EXERCISE DIRECTIONS
Please write out the material that follows, exactly as it stands.

## begin MATERIALS PROVIDED

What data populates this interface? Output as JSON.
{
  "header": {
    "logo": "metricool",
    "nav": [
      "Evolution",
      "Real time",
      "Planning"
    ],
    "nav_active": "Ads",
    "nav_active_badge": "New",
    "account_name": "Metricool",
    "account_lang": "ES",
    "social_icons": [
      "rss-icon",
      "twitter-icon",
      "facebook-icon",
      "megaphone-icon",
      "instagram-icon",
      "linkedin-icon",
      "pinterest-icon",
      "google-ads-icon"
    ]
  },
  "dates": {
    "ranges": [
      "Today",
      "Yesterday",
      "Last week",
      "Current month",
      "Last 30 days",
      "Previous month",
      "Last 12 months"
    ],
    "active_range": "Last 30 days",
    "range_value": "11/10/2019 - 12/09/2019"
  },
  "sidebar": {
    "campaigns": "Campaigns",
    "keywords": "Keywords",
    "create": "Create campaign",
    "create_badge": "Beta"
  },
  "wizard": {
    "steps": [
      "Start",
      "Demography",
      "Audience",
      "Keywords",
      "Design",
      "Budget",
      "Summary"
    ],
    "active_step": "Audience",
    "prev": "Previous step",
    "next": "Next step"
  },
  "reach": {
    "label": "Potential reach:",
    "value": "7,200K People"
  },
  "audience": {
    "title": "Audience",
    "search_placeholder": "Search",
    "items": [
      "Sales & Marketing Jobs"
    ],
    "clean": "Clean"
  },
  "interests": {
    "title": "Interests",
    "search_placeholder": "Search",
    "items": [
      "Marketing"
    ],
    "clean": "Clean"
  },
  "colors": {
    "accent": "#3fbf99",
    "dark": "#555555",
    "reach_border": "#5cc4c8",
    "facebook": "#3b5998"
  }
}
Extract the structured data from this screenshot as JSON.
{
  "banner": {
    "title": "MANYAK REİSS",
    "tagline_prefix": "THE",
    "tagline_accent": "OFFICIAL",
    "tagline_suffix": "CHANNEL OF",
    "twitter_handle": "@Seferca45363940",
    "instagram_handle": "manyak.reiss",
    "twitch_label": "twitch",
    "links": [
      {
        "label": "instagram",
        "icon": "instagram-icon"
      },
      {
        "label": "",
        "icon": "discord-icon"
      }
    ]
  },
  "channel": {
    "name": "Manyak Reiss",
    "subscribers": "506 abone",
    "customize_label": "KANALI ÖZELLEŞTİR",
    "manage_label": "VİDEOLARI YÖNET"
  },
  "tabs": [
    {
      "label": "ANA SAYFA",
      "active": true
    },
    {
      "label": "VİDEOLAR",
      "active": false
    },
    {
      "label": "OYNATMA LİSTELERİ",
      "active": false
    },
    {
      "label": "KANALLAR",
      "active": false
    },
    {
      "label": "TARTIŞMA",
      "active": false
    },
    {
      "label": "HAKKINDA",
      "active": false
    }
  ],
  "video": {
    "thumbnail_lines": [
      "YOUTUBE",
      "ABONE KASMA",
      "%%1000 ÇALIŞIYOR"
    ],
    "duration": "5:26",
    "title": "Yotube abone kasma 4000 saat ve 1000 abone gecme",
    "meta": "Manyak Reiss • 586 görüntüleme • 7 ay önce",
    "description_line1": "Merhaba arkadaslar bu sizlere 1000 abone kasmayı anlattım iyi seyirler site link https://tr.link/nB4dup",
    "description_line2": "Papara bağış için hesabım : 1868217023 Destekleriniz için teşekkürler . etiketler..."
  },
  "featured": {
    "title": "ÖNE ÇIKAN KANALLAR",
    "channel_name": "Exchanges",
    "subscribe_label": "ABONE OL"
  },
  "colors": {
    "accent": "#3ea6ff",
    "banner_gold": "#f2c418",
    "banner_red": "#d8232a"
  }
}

## end MATERIALS PROVIDED

RESPONSE
What data populates this interface? Output as JSON.
{
  "header": {
    "logo": "metricool",
    "nav": [
      "Evolution",
      "Real time",
      "Planning"
    ],
    "nav_active": "Ads",
    "nav_active_badge": "New",
    "account_name": "Metricool",
    "account_lang": "ES",
    "social_icons": [
      "rss-icon",
      "twitter-icon",
      "facebook-icon",
      "megaphone-icon",
      "instagram-icon",
      "linkedin-icon",
      "pinterest-icon",
      "google-ads-icon"
    ]
  },
  "dates": {
    "ranges": [
      "Today",
      "Yesterday",
      "Last week",
      "Current month",
      "Last 30 days",
      "Previous month",
      "Last 12 months"
    ],
    "active_range": "Last 30 days",
    "range_value": "11/10/2019 - 12/09/2019"
  },
  "sidebar": {
    "campaigns": "Campaigns",
    "keywords": "Keywords",
    "create": "Create campaign",
    "create_badge": "Beta"
  },
  "wizard": {
    "steps": [
      "Start",
      "Demography",
      "Audience",
      "Keywords",
      "Design",
      "Budget",
      "Summary"
    ],
    "active_step": "Audience",
    "prev": "Previous step",
    "next": "Next step"
  },
  "reach": {
    "label": "Potential reach:",
    "value": "7,200K People"
  },
  "audience": {
    "title": "Audience",
    "search_placeholder": "Search",
    "items": [
      "Sales & Marketing Jobs"
    ],
    "clean": "Clean"
  },
  "interests": {
    "title": "Interests",
    "search_placeholder": "Search",
    "items": [
      "Marketing"
    ],
    "clean": "Clean"
  },
  "colors": {
    "accent": "#3fbf99",
    "dark": "#555555",
    "reach_border": "#5cc4c8",
    "facebook": "#3b5998"
  }
}
Extract the structured data from this screenshot as JSON.
{
  "banner": {
    "title": "MANYAK REİSS",
    "tagline_prefix": "THE",
    "tagline_accent": "OFFICIAL",
    "tagline_suffix": "CHANNEL OF",
    "twitter_handle": "@Seferca45363940",
    "instagram_handle": "manyak.reiss",
    "twitch_label": "twitch",
    "links": [
      {
        "label": "instagram",
        "icon": "instagram-icon"
      },
      {
        "label": "",
        "icon": "discord-icon"
      }
    ]
  },
  "channel": {
    "name": "Manyak Reiss",
    "subscribers": "506 abone",
    "customize_label": "KANALI ÖZELLEŞTİR",
    "manage_label": "VİDEOLARI YÖNET"
  },
  "tabs": [
    {
      "label": "ANA SAYFA",
      "active": true
    },
    {
      "label": "VİDEOLAR",
      "active": false
    },
    {
      "label": "OYNATMA LİSTELERİ",
      "active": false
    },
    {
      "label": "KANALLAR",
      "active": false
    },
    {
      "label": "TARTIŞMA",
      "active": false
    },
    {
      "label": "HAKKINDA",
      "active": false
    }
  ],
  "video": {
    "thumbnail_lines": [
      "YOUTUBE",
      "ABONE KASMA",
      "%%1000 ÇALIŞIYOR"
    ],
    "duration": "5:26",
    "title": "Yotube abone kasma 4000 saat ve 1000 abone gecme",
    "meta": "Manyak Reiss • 586 görüntüleme • 7 ay önce",
    "description_line1": "Merhaba arkadaslar bu sizlere 1000 abone kasmayı anlattım iyi seyirler site link https://tr.link/nB4dup",
    "description_line2": "Papara bağış için hesabım : 1868217023 Destekleriniz için teşekkürler . etiketler..."
  },
  "featured": {
    "title": "ÖNE ÇIKAN KANALLAR",
    "channel_name": "Exchanges",
    "subscribe_label": "ABONE OL"
  },
  "colors": {
    "accent": "#3ea6ff",
    "banner_gold": "#f2c418",
    "banner_red": "#d8232a"
  }
}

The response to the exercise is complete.